• TASKS TO PERFORM:
1. In the film review, what do the aid workers try to salvage from a well?
2. For each statement, say whether it agrees with the film review, and quote the words that decide it. (a) The two experienced male leads steal the show. (b) Aranoa makes the film a heavy affair. (c) Rope is easy for the aid workers to get.
3. List every cast member the film review names.

• PASSAGE:
· · · · ·
The particulars are irrelevant, as this film is about the lives of those people caught in the cross-fire. In this case the relief workers who are trying to support innocent locals, along with the politics and violence they encounter on a daily basis. But instead of making this a heavy affair, Aranoa uses humour and sharp dialogue to make his point – hence the ironically chirpy title.

This is achieved with the help of a likeable and off-kilter cast, in the form of Benicio del Toro, Tim Robbins, Olga Kurylenko, Fedja Stukan and Mélanie Thierry.

Unfortunately for everyone else involved, it’s the two experienced male leads who steal the show, especially in their scenes together. Del Toro has fun playing the exhausted hero and Robbins is fast becoming a thinking man’s Bill Murray – as he continues to embrace these battier roles.

There are obvious comparisons with M*A*S*H and Catch-22 in its approach to black humour in war, and similarly David O. Russel’s Three Kings, but with an indie twist.

The plot revolves around a group of aid workers in the middle of a war-torn country, as they attempt to salvage a dead body from a well before it contaminates the water supply. This proves to be easier said than done, as they also need to comply with Government protocol and avoid being killed – not to mention the fact rope itself is extremely hard to obtain.
· · · · ·
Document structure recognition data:

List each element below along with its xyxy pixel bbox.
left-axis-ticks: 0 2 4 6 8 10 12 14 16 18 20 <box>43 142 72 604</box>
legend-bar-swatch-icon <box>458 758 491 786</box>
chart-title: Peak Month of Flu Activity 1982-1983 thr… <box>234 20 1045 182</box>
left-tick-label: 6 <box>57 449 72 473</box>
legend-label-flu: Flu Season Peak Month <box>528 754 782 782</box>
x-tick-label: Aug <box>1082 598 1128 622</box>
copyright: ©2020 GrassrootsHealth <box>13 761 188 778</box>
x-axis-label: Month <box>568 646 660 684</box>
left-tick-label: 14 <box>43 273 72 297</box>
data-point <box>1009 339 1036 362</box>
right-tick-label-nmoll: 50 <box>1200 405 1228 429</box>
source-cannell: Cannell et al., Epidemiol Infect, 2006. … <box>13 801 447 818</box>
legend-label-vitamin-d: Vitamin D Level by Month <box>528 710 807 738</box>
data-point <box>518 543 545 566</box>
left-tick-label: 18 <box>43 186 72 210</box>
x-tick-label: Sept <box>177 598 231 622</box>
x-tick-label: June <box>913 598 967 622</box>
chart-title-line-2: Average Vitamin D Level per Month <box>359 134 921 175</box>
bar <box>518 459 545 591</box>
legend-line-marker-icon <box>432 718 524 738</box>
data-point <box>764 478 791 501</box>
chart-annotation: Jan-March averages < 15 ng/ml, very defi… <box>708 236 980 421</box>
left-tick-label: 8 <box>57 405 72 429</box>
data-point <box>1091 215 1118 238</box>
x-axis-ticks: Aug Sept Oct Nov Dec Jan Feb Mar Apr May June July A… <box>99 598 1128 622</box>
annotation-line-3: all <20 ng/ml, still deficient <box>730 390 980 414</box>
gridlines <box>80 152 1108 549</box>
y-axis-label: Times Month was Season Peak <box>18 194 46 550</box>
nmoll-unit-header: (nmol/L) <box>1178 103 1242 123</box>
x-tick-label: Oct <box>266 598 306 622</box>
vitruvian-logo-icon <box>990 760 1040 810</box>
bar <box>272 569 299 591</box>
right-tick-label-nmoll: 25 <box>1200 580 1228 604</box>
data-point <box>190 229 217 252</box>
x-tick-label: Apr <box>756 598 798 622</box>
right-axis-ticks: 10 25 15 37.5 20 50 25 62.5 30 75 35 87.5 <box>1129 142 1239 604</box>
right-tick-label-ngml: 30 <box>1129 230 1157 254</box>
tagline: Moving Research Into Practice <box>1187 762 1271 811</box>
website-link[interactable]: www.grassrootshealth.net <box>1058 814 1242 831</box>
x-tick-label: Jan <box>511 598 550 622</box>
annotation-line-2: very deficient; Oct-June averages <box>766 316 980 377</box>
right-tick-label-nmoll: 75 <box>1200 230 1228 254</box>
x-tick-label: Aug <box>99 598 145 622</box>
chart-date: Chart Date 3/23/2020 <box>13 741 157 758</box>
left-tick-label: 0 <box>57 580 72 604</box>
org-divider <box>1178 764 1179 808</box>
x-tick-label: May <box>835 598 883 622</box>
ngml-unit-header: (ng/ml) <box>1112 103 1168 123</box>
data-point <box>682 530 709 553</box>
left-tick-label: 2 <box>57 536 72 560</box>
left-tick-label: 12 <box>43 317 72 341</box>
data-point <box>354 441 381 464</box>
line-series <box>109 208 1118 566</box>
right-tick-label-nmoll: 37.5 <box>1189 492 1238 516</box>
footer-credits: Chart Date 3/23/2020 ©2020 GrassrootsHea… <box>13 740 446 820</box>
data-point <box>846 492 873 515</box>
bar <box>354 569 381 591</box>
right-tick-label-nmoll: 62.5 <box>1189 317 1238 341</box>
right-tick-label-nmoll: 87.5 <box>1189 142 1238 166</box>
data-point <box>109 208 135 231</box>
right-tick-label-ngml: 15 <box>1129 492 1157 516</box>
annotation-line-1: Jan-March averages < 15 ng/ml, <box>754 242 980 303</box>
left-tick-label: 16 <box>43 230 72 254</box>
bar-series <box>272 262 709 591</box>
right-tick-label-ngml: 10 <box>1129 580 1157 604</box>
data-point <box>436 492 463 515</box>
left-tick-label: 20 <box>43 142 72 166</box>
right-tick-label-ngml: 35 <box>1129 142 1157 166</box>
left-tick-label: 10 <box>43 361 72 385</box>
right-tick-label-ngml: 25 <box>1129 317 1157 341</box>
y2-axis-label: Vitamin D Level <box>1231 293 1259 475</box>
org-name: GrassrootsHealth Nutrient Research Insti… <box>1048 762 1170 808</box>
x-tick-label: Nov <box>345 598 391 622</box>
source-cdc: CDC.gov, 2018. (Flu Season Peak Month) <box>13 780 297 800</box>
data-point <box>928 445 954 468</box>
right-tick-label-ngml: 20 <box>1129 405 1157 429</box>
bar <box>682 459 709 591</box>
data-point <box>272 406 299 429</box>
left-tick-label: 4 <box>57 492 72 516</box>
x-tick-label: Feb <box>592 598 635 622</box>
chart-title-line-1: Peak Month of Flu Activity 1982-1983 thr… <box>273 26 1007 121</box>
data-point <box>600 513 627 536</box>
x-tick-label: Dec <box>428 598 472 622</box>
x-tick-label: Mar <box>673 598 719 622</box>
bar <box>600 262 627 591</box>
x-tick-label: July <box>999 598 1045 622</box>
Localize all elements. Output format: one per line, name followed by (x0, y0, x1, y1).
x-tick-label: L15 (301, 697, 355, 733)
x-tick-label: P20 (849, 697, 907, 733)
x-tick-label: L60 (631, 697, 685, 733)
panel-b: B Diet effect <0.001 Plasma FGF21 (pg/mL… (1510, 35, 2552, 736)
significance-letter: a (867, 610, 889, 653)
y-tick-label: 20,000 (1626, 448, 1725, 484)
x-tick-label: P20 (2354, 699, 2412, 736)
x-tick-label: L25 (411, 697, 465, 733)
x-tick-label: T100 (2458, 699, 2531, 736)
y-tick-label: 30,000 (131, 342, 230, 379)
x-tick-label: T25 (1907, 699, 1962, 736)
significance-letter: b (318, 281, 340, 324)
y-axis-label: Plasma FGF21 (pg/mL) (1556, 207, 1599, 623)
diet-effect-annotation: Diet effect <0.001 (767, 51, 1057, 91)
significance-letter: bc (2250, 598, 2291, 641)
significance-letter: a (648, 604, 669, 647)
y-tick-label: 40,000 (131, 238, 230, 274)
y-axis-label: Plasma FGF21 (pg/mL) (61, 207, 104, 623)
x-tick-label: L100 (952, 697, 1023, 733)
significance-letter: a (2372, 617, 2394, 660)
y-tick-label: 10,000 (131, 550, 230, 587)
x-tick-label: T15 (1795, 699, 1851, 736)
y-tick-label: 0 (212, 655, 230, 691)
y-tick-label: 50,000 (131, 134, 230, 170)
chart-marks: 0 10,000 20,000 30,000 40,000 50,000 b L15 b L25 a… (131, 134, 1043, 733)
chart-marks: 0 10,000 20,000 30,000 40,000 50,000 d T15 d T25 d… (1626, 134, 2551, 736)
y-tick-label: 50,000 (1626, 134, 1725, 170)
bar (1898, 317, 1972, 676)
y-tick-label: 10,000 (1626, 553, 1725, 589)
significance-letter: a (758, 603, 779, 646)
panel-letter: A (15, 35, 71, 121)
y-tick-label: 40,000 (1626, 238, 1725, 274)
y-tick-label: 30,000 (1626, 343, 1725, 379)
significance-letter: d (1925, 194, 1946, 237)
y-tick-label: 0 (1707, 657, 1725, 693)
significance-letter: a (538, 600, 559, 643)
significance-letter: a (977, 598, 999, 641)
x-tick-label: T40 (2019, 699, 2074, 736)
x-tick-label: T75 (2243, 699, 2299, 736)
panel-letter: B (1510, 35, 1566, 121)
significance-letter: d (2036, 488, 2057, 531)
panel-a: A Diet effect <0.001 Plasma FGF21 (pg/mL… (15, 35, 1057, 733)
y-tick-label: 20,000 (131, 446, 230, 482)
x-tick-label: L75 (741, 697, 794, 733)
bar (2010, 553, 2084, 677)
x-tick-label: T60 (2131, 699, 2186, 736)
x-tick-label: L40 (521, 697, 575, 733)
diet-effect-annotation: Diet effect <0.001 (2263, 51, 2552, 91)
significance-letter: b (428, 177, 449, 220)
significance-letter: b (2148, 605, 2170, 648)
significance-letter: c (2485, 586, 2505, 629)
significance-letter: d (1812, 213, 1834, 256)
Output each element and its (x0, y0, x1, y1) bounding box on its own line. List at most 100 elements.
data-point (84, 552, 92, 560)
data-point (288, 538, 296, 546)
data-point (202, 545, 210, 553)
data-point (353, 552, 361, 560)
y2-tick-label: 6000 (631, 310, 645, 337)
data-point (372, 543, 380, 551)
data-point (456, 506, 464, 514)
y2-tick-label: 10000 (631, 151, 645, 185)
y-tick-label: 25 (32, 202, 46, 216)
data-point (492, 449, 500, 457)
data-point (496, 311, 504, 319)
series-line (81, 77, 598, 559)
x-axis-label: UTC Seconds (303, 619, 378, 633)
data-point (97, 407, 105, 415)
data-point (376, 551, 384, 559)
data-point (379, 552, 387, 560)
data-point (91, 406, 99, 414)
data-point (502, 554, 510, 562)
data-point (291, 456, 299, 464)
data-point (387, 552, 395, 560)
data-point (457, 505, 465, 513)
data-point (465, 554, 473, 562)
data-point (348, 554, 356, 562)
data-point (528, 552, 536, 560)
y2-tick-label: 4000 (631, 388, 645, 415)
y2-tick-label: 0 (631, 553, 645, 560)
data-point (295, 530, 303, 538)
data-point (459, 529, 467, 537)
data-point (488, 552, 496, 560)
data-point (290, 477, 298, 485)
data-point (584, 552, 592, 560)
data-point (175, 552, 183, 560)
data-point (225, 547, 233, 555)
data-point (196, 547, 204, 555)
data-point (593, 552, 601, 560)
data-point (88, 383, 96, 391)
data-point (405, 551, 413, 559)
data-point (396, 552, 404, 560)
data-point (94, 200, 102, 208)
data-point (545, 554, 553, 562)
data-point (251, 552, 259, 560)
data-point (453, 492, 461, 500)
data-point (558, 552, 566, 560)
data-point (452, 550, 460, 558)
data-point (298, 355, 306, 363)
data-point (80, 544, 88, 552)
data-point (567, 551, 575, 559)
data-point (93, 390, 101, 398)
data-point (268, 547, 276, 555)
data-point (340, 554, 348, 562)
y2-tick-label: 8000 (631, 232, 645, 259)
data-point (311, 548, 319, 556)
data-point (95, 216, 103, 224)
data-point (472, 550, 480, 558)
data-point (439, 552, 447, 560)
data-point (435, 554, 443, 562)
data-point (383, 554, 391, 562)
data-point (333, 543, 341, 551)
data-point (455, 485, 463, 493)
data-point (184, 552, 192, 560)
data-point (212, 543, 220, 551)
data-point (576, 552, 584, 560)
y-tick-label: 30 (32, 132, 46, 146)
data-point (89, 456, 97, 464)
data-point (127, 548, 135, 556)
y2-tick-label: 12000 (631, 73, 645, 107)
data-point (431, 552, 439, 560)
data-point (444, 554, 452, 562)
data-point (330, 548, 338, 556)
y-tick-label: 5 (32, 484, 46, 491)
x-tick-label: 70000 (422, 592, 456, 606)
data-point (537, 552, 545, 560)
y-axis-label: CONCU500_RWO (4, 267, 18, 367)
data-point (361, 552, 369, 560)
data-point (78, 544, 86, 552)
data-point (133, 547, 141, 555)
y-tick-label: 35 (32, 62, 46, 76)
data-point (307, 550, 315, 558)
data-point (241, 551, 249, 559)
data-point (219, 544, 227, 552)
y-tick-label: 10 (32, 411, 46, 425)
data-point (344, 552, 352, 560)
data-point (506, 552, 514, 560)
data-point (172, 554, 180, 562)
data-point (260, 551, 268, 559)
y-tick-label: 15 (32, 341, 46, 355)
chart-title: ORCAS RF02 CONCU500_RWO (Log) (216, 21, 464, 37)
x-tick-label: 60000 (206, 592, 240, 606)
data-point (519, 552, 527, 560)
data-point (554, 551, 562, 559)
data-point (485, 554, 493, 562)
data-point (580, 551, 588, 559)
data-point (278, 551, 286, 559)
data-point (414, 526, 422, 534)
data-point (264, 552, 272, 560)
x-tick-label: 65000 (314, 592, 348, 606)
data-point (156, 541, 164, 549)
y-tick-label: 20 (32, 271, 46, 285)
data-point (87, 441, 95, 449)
· · · · ·
• TASK ANSWERS:
1. A dead body, before it contaminates the water supply.

2.
(a) Yes: "it’s the two experienced male leads who steal the show"
(b) No: "But instead of making this a heavy affair, Aranoa uses humour and sharp dialogue to make his point"
(c) No: "rope itself is extremely hard to obtain"

3.
- Benicio del Toro
- Tim Robbins
- Olga Kurylenko
- Fedja Stukan
- Mélanie Thierry